Extract the records in full, leaving every picture out.

--- START Records to use ---

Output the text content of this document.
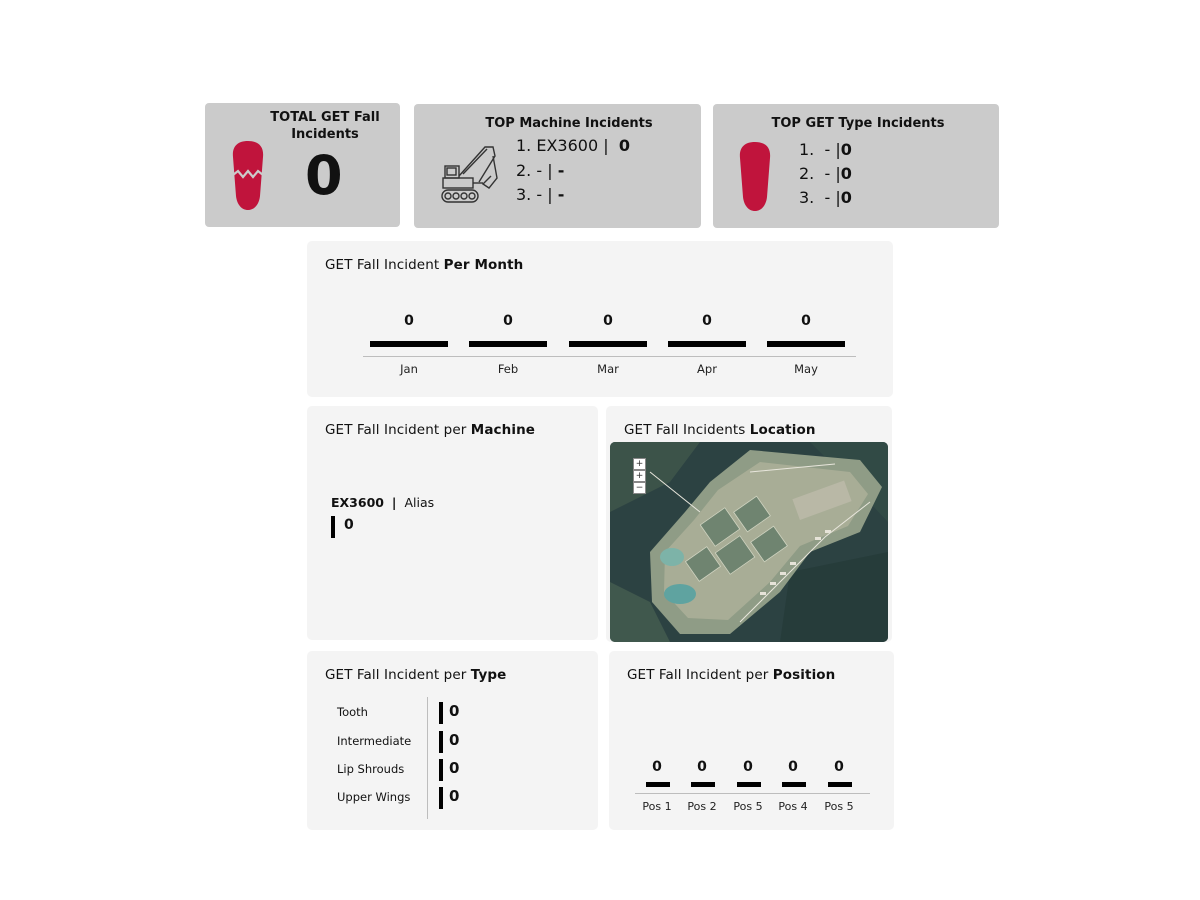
TOTAL GET Fall Incidents
0
TOP Machine Incidents
1. EX3600 | 0
2. - | -
3. - | -
TOP GET Type Incidents
1. - |0
2. - |0
3. - |0
GET Fall Incident Per Month
0
Jan
0
Feb
0
Mar
0
Apr
0
May
GET Fall Incident per Machine
EX3600 | Alias
0
GET Fall Incidents Location
+
+
−
GET Fall Incident per Type
Tooth	0
Intermediate	0
Lip Shrouds	0
Upper Wings	0
GET Fall Incident per Position
0
Pos 1
0
Pos 2
0
Pos 5
0
Pos 4
0
Pos 5
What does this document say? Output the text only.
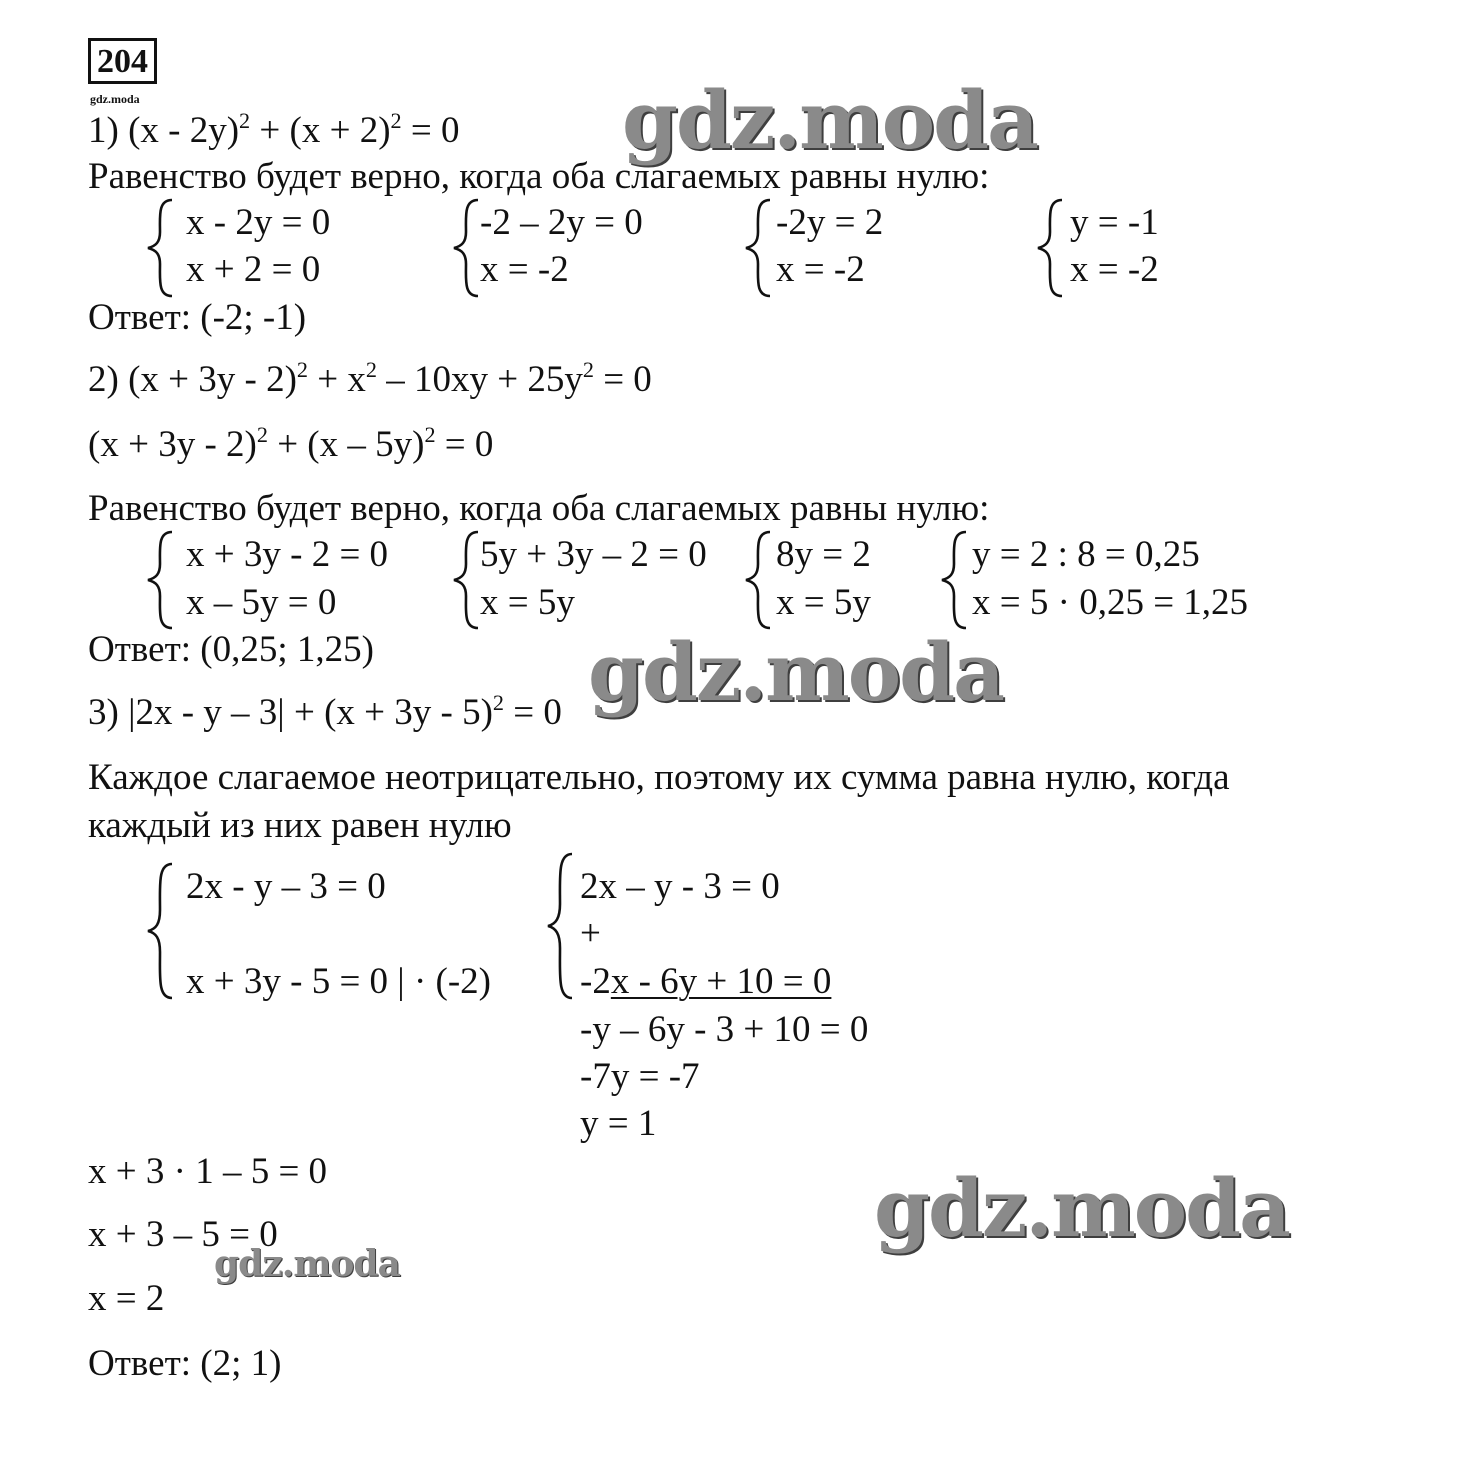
204
gdz.moda
1) $(x - 2y)^2 + (x + 2)^2 = 0$
Равенство будет верно, когда оба слагаемых равны нулю:
x - 2y = 0
x + 2 = 0
-2 – 2y = 0
x = -2
-2y = 2
x = -2
y = -1
x = -2
Ответ: (-2; -1)
2) $(x + 3y - 2)^2 + x^2 - 10xy + 25y^2 = 0$
$(x + 3y - 2)^2 + (x - 5y)^2 = 0$
Равенство будет верно, когда оба слагаемых равны нулю:
x + 3y - 2 = 0
x – 5y = 0
5y + 3y – 2 = 0
x = 5y
8y = 2
x = 5y
y = 2 : 8 = 0,25
x = 5 · 0,25 = 1,25
Ответ: (0,25; 1,25)
3) $|2x - y - 3| + (x + 3y - 5)^2 = 0$
Каждое слагаемое неотрицательно, поэтому их сумма равна нулю, когда
каждый из них равен нулю
2x - y – 3 = 0
x + 3y - 5 = 0 | · (-2)
2x – y - 3 = 0
+
-2x - 6y + 10 = 0
-y – 6y - 3 + 10 = 0
-7y = -7
y = 1
x + 3 · 1 – 5 = 0
x + 3 – 5 = 0
x = 2
Ответ: (2; 1)
gdz.moda
gdz.moda
gdz.moda
gdz.moda
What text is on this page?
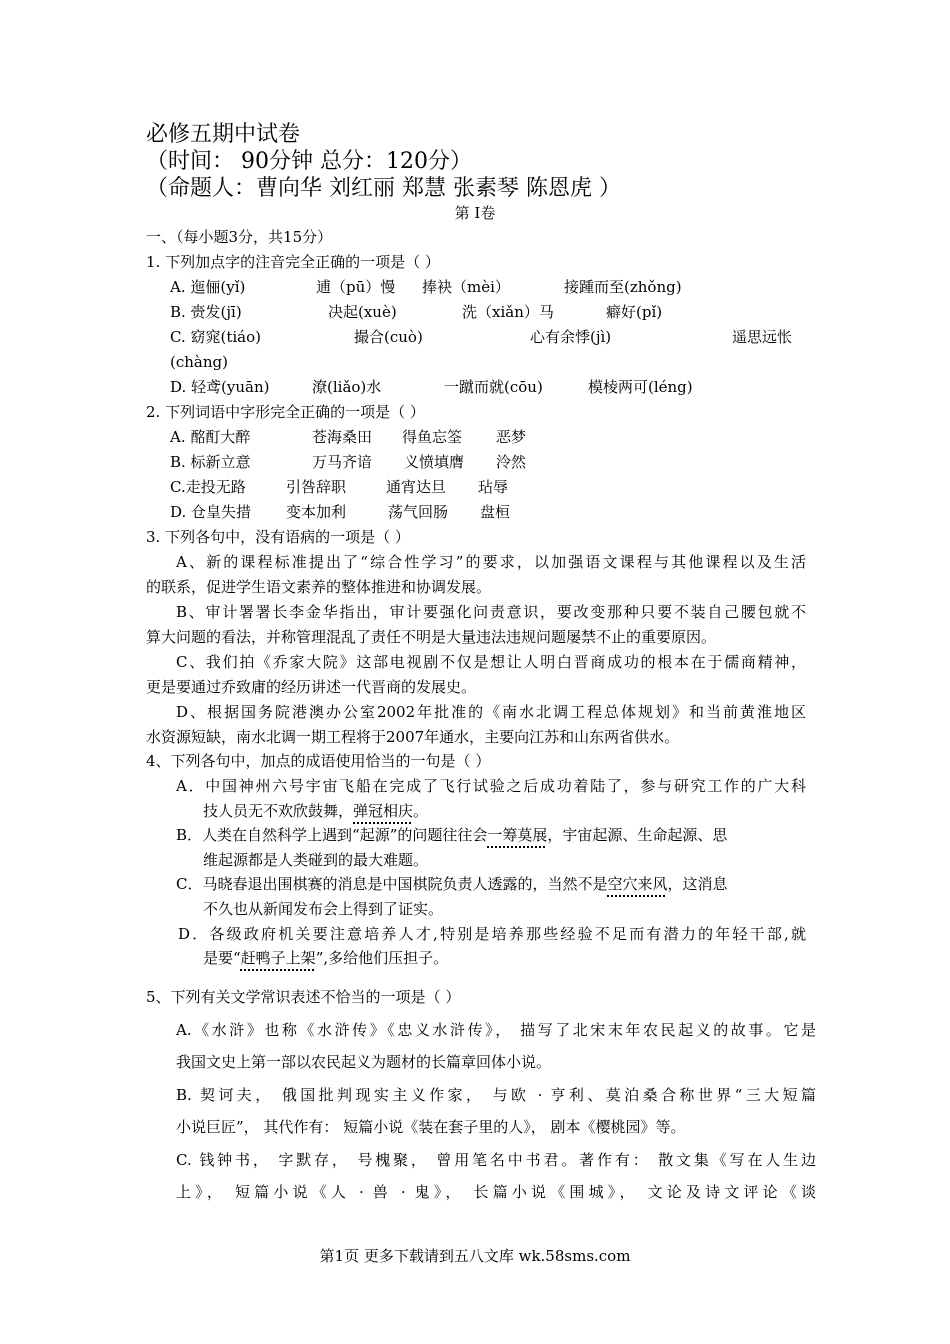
必修五期中试卷
（时间： 90分钟 总分：120分）
（命题人：曹向华 刘红丽 郑慧 张素琴 陈恩虎 ）
第 I卷
一、（每小题3分，共15分）
1. 下列加点字的注音完全正确的一项是（ ）
A. 迤俪(yǐ)	逋（pū）慢 捧袂（mèi）	接踵而至(zhǒng)
B. 赍发(jī)	决起(xuè)	洗（xiǎn）马	癖好(pǐ)
C. 窈窕(tiáo)	撮合(cuò)	心有余悸(jì)	遥思远怅
(chàng)
D. 轻鸢(yuān)	潦(liǎo)水	一蹴而就(cōu)	模棱两可(léng)
2. 下列词语中字形完全正确的一项是（ ）
A. 酩酊大醉	苍海桑田 得鱼忘筌 恶梦
B. 标新立意	万马齐谙 义愤填膺 泠然
C.走投无路	引咎辞职	通宵达旦 玷辱
D. 仓皇失措 变本加利	荡气回肠 盘桓
3. 下列各句中，没有语病的一项是（ ）
A、新的课程标准提出了“综合性学习”的要求，以加强语文课程与其他课程以及生活
的联系，促进学生语文素养的整体推进和协调发展。
B、审计署署长李金华指出，审计要强化问责意识，要改变那种只要不装自己腰包就不
算大问题的看法，并称管理混乱了责任不明是大量违法违规问题屡禁不止的重要原因。
C、我们拍《乔家大院》这部电视剧不仅是想让人明白晋商成功的根本在于儒商精神，
更是要通过乔致庸的经历讲述一代晋商的发展史。
D、根据国务院港澳办公室2002年批准的《南水北调工程总体规划》和当前黄淮地区
水资源短缺，南水北调一期工程将于2007年通水，主要向江苏和山东两省供水。
4、下列各句中，加点的成语使用恰当的一句是（ ）
A．中国神州六号宇宙飞船在完成了飞行试验之后成功着陆了，参与研究工作的广大科
技人员无不欢欣鼓舞，弹冠相庆。
B．人类在自然科学上遇到“起源”的问题往往会一筹莫展，宇宙起源、生命起源、思
维起源都是人类碰到的最大难题。
C．马晓春退出围棋赛的消息是中国棋院负责人透露的，当然不是空穴来风，这消息
不久也从新闻发布会上得到了证实。
D．各级政府机关要注意培养人才,特别是培养那些经验不足而有潜力的年轻干部,就
是要“赶鸭子上架”,多给他们压担子。
5、下列有关文学常识表述不恰当的一项是（ ）
A.《水浒》也称《水浒传》《忠义水浒传》， 描写了北宋末年农民起义的故事。它是
我国文史上第一部以农民起义为题材的长篇章回体小说。
B. 契诃夫， 俄国批判现实主义作家， 与欧 · 亨利、莫泊桑合称世界“三大短篇
小说巨匠”， 其代作有： 短篇小说《装在套子里的人》， 剧本《樱桃园》等。
C. 钱钟书， 字默存， 号槐聚， 曾用笔名中书君。著作有： 散文集《写在人生边
上》， 短篇小说《人 · 兽 · 鬼》， 长篇小说《围城》， 文论及诗文评论《谈
第1页 更多下载请到五八文库 wk.58sms.com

--- END Records to use ---

- [Task answer]
Output the text content of this document.
TOTAL GET Fall Incidents
0
TOP Machine Incidents
1. EX3600 | 0
2. - | -
3. - | -
TOP GET Type Incidents
1. - |0
2. - |0
3. - |0
GET Fall Incident Per Month
0
Jan
0
Feb
0
Mar
0
Apr
0
May
GET Fall Incident per Machine
EX3600 | Alias
0
GET Fall Incidents Location
+
+
−
GET Fall Incident per Type
Tooth	0
Intermediate	0
Lip Shrouds	0
Upper Wings	0
GET Fall Incident per Position
0
Pos 1
0
Pos 2
0
Pos 5
0
Pos 4
0
Pos 5
What does this document say? Output the text only.
204
gdz.moda
1) $(x - 2y)^2 + (x + 2)^2 = 0$
Равенство будет верно, когда оба слагаемых равны нулю:
x - 2y = 0
x + 2 = 0
-2 – 2y = 0
x = -2
-2y = 2
x = -2
y = -1
x = -2
Ответ: (-2; -1)
2) $(x + 3y - 2)^2 + x^2 - 10xy + 25y^2 = 0$
$(x + 3y - 2)^2 + (x - 5y)^2 = 0$
Равенство будет верно, когда оба слагаемых равны нулю:
x + 3y - 2 = 0
x – 5y = 0
5y + 3y – 2 = 0
x = 5y
8y = 2
x = 5y
y = 2 : 8 = 0,25
x = 5 · 0,25 = 1,25
Ответ: (0,25; 1,25)
3) $|2x - y - 3| + (x + 3y - 5)^2 = 0$
Каждое слагаемое неотрицательно, поэтому их сумма равна нулю, когда
каждый из них равен нулю
2x - y – 3 = 0
x + 3y - 5 = 0 | · (-2)
2x – y - 3 = 0
+
-2x - 6y + 10 = 0
-y – 6y - 3 + 10 = 0
-7y = -7
y = 1
x + 3 · 1 – 5 = 0
x + 3 – 5 = 0
x = 2
Ответ: (2; 1)
gdz.moda
gdz.moda
gdz.moda
gdz.moda
What text is on this page?
必修五期中试卷
（时间： 90分钟 总分：120分）
（命题人：曹向华 刘红丽 郑慧 张素琴 陈恩虎 ）
第 I卷
一、（每小题3分，共15分）
1. 下列加点字的注音完全正确的一项是（ ）
A. 迤俪(yǐ)	逋（pū）慢 捧袂（mèi）	接踵而至(zhǒng)
B. 赍发(jī)	决起(xuè)	洗（xiǎn）马	癖好(pǐ)
C. 窈窕(tiáo)	撮合(cuò)	心有余悸(jì)	遥思远怅
(chàng)
D. 轻鸢(yuān)	潦(liǎo)水	一蹴而就(cōu)	模棱两可(léng)
2. 下列词语中字形完全正确的一项是（ ）
A. 酩酊大醉	苍海桑田 得鱼忘筌 恶梦
B. 标新立意	万马齐谙 义愤填膺 泠然
C.走投无路	引咎辞职	通宵达旦 玷辱
D. 仓皇失措 变本加利	荡气回肠 盘桓
3. 下列各句中，没有语病的一项是（ ）
A、新的课程标准提出了“综合性学习”的要求，以加强语文课程与其他课程以及生活
的联系，促进学生语文素养的整体推进和协调发展。
B、审计署署长李金华指出，审计要强化问责意识，要改变那种只要不装自己腰包就不
算大问题的看法，并称管理混乱了责任不明是大量违法违规问题屡禁不止的重要原因。
C、我们拍《乔家大院》这部电视剧不仅是想让人明白晋商成功的根本在于儒商精神，
更是要通过乔致庸的经历讲述一代晋商的发展史。
D、根据国务院港澳办公室2002年批准的《南水北调工程总体规划》和当前黄淮地区
水资源短缺，南水北调一期工程将于2007年通水，主要向江苏和山东两省供水。
4、下列各句中，加点的成语使用恰当的一句是（ ）
A．中国神州六号宇宙飞船在完成了飞行试验之后成功着陆了，参与研究工作的广大科
技人员无不欢欣鼓舞，弹冠相庆。
B．人类在自然科学上遇到“起源”的问题往往会一筹莫展，宇宙起源、生命起源、思
维起源都是人类碰到的最大难题。
C．马晓春退出围棋赛的消息是中国棋院负责人透露的，当然不是空穴来风，这消息
不久也从新闻发布会上得到了证实。
D．各级政府机关要注意培养人才,特别是培养那些经验不足而有潜力的年轻干部,就
是要“赶鸭子上架”,多给他们压担子。
5、下列有关文学常识表述不恰当的一项是（ ）
A.《水浒》也称《水浒传》《忠义水浒传》， 描写了北宋末年农民起义的故事。它是
我国文史上第一部以农民起义为题材的长篇章回体小说。
B. 契诃夫， 俄国批判现实主义作家， 与欧 · 亨利、莫泊桑合称世界“三大短篇
小说巨匠”， 其代作有： 短篇小说《装在套子里的人》， 剧本《樱桃园》等。
C. 钱钟书， 字默存， 号槐聚， 曾用笔名中书君。著作有： 散文集《写在人生边
上》， 短篇小说《人 · 兽 · 鬼》， 长篇小说《围城》， 文论及诗文评论《谈
第1页 更多下载请到五八文库 wk.58sms.com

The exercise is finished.